Your task is to copy every line of this material exactly.

** Provided material **
-- Start --
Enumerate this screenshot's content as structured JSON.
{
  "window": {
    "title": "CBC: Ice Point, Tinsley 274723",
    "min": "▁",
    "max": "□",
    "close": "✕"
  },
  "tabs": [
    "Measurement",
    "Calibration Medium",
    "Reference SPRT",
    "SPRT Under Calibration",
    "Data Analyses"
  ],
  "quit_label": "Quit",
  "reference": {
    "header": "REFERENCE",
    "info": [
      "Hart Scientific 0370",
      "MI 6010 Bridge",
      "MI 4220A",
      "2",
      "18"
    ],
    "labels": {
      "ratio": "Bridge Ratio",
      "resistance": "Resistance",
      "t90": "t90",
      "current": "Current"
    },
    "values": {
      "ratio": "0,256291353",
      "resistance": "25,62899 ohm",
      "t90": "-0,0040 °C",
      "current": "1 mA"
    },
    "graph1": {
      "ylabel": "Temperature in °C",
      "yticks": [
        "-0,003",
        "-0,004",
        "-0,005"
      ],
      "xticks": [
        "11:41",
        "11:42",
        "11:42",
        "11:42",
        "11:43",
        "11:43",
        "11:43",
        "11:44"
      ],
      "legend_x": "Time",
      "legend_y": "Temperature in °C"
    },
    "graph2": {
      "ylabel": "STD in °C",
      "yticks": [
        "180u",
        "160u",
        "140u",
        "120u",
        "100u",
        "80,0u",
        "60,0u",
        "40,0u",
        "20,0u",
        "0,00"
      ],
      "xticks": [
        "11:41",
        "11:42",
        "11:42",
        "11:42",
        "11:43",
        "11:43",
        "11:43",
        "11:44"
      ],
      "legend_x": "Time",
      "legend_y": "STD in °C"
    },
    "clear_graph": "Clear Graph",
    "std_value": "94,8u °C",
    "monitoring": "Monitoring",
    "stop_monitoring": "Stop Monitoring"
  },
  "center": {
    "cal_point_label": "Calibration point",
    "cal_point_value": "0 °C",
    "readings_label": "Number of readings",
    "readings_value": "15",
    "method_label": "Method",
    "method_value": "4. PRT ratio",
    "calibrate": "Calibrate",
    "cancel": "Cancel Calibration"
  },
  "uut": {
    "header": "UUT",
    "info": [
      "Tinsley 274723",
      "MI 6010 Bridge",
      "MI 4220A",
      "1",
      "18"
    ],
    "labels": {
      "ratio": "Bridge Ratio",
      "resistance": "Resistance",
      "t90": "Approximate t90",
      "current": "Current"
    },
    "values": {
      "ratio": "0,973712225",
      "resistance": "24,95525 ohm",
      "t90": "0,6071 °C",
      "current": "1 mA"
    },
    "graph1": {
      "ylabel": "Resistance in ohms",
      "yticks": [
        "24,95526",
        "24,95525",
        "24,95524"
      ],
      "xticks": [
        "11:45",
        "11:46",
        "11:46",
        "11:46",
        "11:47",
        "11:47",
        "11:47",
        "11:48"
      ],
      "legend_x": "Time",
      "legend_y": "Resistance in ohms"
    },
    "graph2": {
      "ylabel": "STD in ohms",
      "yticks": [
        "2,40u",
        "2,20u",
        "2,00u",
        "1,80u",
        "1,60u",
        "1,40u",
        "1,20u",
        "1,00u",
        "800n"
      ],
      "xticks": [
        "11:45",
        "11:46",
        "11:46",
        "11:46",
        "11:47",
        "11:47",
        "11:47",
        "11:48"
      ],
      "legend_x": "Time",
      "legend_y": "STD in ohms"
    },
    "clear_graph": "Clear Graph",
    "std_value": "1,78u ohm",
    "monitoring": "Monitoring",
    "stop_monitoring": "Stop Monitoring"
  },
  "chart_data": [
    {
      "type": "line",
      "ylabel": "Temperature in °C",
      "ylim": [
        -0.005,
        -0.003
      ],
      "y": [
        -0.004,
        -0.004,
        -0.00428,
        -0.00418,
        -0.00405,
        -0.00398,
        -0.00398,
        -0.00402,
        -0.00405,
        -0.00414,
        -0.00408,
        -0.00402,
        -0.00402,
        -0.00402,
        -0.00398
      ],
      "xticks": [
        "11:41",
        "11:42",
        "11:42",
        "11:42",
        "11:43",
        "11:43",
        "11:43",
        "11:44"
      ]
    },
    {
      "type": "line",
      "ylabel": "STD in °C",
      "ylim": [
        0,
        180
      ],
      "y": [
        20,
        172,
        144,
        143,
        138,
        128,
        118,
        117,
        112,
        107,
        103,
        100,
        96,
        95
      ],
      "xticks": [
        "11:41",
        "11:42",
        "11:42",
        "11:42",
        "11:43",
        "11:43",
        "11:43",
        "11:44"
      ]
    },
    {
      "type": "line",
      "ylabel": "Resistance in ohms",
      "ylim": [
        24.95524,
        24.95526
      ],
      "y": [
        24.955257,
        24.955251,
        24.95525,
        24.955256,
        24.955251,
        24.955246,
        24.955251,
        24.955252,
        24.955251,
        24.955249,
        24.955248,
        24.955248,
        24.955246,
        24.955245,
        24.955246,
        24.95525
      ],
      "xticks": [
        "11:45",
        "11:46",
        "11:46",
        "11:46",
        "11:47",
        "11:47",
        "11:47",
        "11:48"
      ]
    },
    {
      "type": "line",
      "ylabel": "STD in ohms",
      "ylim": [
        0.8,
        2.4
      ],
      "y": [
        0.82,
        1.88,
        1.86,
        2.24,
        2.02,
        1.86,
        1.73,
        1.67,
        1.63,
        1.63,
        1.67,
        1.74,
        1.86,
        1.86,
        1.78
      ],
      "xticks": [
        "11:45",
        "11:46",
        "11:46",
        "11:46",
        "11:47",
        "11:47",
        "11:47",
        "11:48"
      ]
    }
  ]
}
-- End --
** Written solution **
Enumerate this screenshot's content as structured JSON.
{
  "window": {
    "title": "CBC: Ice Point, Tinsley 274723",
    "min": "▁",
    "max": "□",
    "close": "✕"
  },
  "tabs": [
    "Measurement",
    "Calibration Medium",
    "Reference SPRT",
    "SPRT Under Calibration",
    "Data Analyses"
  ],
  "quit_label": "Quit",
  "reference": {
    "header": "REFERENCE",
    "info": [
      "Hart Scientific 0370",
      "MI 6010 Bridge",
      "MI 4220A",
      "2",
      "18"
    ],
    "labels": {
      "ratio": "Bridge Ratio",
      "resistance": "Resistance",
      "t90": "t90",
      "current": "Current"
    },
    "values": {
      "ratio": "0,256291353",
      "resistance": "25,62899 ohm",
      "t90": "-0,0040 °C",
      "current": "1 mA"
    },
    "graph1": {
      "ylabel": "Temperature in °C",
      "yticks": [
        "-0,003",
        "-0,004",
        "-0,005"
      ],
      "xticks": [
        "11:41",
        "11:42",
        "11:42",
        "11:42",
        "11:43",
        "11:43",
        "11:43",
        "11:44"
      ],
      "legend_x": "Time",
      "legend_y": "Temperature in °C"
    },
    "graph2": {
      "ylabel": "STD in °C",
      "yticks": [
        "180u",
        "160u",
        "140u",
        "120u",
        "100u",
        "80,0u",
        "60,0u",
        "40,0u",
        "20,0u",
        "0,00"
      ],
      "xticks": [
        "11:41",
        "11:42",
        "11:42",
        "11:42",
        "11:43",
        "11:43",
        "11:43",
        "11:44"
      ],
      "legend_x": "Time",
      "legend_y": "STD in °C"
    },
    "clear_graph": "Clear Graph",
    "std_value": "94,8u °C",
    "monitoring": "Monitoring",
    "stop_monitoring": "Stop Monitoring"
  },
  "center": {
    "cal_point_label": "Calibration point",
    "cal_point_value": "0 °C",
    "readings_label": "Number of readings",
    "readings_value": "15",
    "method_label": "Method",
    "method_value": "4. PRT ratio",
    "calibrate": "Calibrate",
    "cancel": "Cancel Calibration"
  },
  "uut": {
    "header": "UUT",
    "info": [
      "Tinsley 274723",
      "MI 6010 Bridge",
      "MI 4220A",
      "1",
      "18"
    ],
    "labels": {
      "ratio": "Bridge Ratio",
      "resistance": "Resistance",
      "t90": "Approximate t90",
      "current": "Current"
    },
    "values": {
      "ratio": "0,973712225",
      "resistance": "24,95525 ohm",
      "t90": "0,6071 °C",
      "current": "1 mA"
    },
    "graph1": {
      "ylabel": "Resistance in ohms",
      "yticks": [
        "24,95526",
        "24,95525",
        "24,95524"
      ],
      "xticks": [
        "11:45",
        "11:46",
        "11:46",
        "11:46",
        "11:47",
        "11:47",
        "11:47",
        "11:48"
      ],
      "legend_x": "Time",
      "legend_y": "Resistance in ohms"
    },
    "graph2": {
      "ylabel": "STD in ohms",
      "yticks": [
        "2,40u",
        "2,20u",
        "2,00u",
        "1,80u",
        "1,60u",
        "1,40u",
        "1,20u",
        "1,00u",
        "800n"
      ],
      "xticks": [
        "11:45",
        "11:46",
        "11:46",
        "11:46",
        "11:47",
        "11:47",
        "11:47",
        "11:48"
      ],
      "legend_x": "Time",
      "legend_y": "STD in ohms"
    },
    "clear_graph": "Clear Graph",
    "std_value": "1,78u ohm",
    "monitoring": "Monitoring",
    "stop_monitoring": "Stop Monitoring"
  },
  "chart_data": [
    {
      "type": "line",
      "ylabel": "Temperature in °C",
      "ylim": [
        -0.005,
        -0.003
      ],
      "y": [
        -0.004,
        -0.004,
        -0.00428,
        -0.00418,
        -0.00405,
        -0.00398,
        -0.00398,
        -0.00402,
        -0.00405,
        -0.00414,
        -0.00408,
        -0.00402,
        -0.00402,
        -0.00402,
        -0.00398
      ],
      "xticks": [
        "11:41",
        "11:42",
        "11:42",
        "11:42",
        "11:43",
        "11:43",
        "11:43",
        "11:44"
      ]
    },
    {
      "type": "line",
      "ylabel": "STD in °C",
      "ylim": [
        0,
        180
      ],
      "y": [
        20,
        172,
        144,
        143,
        138,
        128,
        118,
        117,
        112,
        107,
        103,
        100,
        96,
        95
      ],
      "xticks": [
        "11:41",
        "11:42",
        "11:42",
        "11:42",
        "11:43",
        "11:43",
        "11:43",
        "11:44"
      ]
    },
    {
      "type": "line",
      "ylabel": "Resistance in ohms",
      "ylim": [
        24.95524,
        24.95526
      ],
      "y": [
        24.955257,
        24.955251,
        24.95525,
        24.955256,
        24.955251,
        24.955246,
        24.955251,
        24.955252,
        24.955251,
        24.955249,
        24.955248,
        24.955248,
        24.955246,
        24.955245,
        24.955246,
        24.95525
      ],
      "xticks": [
        "11:45",
        "11:46",
        "11:46",
        "11:46",
        "11:47",
        "11:47",
        "11:47",
        "11:48"
      ]
    },
    {
      "type": "line",
      "ylabel": "STD in ohms",
      "ylim": [
        0.8,
        2.4
      ],
      "y": [
        0.82,
        1.88,
        1.86,
        2.24,
        2.02,
        1.86,
        1.73,
        1.67,
        1.63,
        1.63,
        1.67,
        1.74,
        1.86,
        1.86,
        1.78
      ],
      "xticks": [
        "11:45",
        "11:46",
        "11:46",
        "11:46",
        "11:47",
        "11:47",
        "11:47",
        "11:48"
      ]
    }
  ]
}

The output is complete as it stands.